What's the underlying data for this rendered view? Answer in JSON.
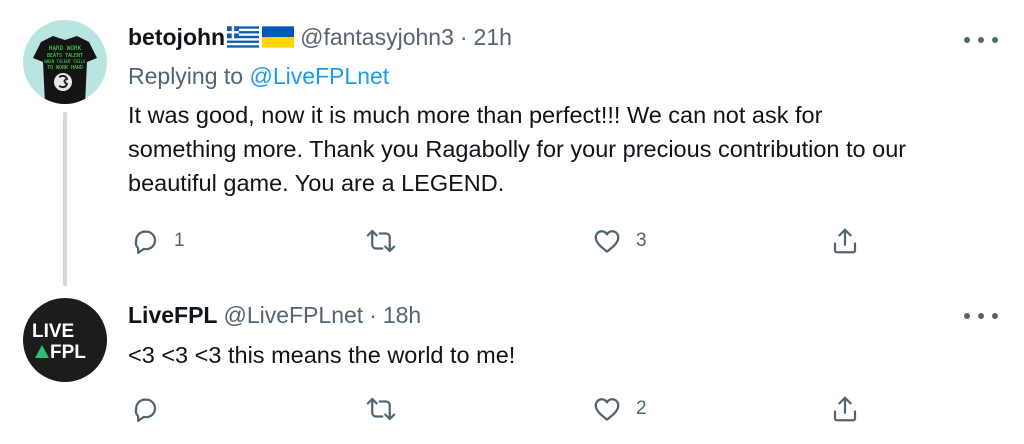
{
  "tweets": [
    {
      "display_name": "betojohn",
      "handle": "@fantasyjohn3",
      "separator": "·",
      "time": "21h",
      "replying_prefix": "Replying to",
      "replying_to": "@LiveFPLnet",
      "text_lines": [
        "It was good, now it is much more than perfect!!! We can not ask for",
        "something more. Thank you Ragabolly for your precious contribution to our",
        "beautiful game. You are a LEGEND."
      ],
      "counts": {
        "reply": "1",
        "retweet": "",
        "like": "3"
      },
      "avatar_shirt_text": [
        "HARD WORK",
        "BEATS TALENT",
        "WHEN TALENT FAILS",
        "TO WORK HARD"
      ],
      "flags": [
        "greece-flag",
        "ukraine-flag"
      ]
    },
    {
      "display_name": "LiveFPL",
      "handle": "@LiveFPLnet",
      "separator": "·",
      "time": "18h",
      "text_lines": [
        "<3 <3 <3 this means the world to me!"
      ],
      "counts": {
        "reply": "",
        "retweet": "",
        "like": "2"
      },
      "avatar_logo": {
        "line1": "LIVE",
        "line2": "FPL"
      }
    }
  ],
  "colors": {
    "text_primary": "#0f1419",
    "text_secondary": "#536471",
    "link_blue": "#1d9bf0",
    "thread_line": "#cfd9de",
    "avatar_logo_green": "#2fbf71"
  },
  "icons": [
    "reply-icon",
    "retweet-icon",
    "like-icon",
    "share-icon",
    "more-icon"
  ]
}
•••
Problem description: Of the lines in the material, how many include "this"? Respond with the number alone.

Task output: 2